■ TASK GOAL: Within the listing below, locate all lines containing the word "treated". Copy each one.

■ DATA PROVIDED:
--- --- ---
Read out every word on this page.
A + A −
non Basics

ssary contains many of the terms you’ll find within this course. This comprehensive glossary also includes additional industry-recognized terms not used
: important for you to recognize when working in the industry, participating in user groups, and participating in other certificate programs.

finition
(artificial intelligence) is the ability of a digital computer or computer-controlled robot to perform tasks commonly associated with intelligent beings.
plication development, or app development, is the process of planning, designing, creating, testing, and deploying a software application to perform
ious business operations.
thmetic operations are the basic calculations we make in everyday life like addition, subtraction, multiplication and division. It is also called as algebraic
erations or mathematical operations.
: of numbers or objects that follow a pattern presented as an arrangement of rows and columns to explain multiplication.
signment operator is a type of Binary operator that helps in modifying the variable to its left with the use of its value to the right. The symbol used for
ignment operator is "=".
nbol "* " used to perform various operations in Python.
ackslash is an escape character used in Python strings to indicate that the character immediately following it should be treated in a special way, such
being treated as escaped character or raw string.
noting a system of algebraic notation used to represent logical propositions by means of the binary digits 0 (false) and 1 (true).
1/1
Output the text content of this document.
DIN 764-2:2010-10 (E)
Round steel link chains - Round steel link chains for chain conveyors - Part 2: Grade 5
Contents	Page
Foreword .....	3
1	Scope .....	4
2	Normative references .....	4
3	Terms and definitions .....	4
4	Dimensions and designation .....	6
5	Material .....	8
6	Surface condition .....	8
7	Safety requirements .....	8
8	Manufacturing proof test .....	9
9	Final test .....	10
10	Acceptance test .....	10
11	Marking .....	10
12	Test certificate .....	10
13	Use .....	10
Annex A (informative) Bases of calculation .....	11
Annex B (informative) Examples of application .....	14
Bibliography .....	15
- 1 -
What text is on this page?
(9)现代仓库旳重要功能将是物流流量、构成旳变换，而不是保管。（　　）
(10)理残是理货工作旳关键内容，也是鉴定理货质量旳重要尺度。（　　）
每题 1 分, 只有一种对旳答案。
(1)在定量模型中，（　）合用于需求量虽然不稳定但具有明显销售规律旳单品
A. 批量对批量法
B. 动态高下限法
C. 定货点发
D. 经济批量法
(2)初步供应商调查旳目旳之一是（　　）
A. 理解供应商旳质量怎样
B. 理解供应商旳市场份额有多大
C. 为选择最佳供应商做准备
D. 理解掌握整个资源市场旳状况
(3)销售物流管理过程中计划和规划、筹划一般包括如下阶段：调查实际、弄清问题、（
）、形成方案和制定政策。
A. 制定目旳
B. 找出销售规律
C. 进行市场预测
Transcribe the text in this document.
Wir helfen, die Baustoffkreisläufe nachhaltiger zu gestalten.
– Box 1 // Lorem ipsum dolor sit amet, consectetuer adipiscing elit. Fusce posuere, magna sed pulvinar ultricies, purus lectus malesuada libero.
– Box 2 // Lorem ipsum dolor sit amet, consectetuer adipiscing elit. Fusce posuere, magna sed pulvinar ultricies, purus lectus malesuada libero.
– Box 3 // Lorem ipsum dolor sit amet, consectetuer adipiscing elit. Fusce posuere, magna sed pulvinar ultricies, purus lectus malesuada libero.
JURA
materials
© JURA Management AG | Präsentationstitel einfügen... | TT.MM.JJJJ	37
--- --- ---
■ WRITTEN SOLUTION:
ackslash is an escape character used in Python strings to indicate that the character immediately following it should be treated in a special way, such
being treated as escaped character or raw string.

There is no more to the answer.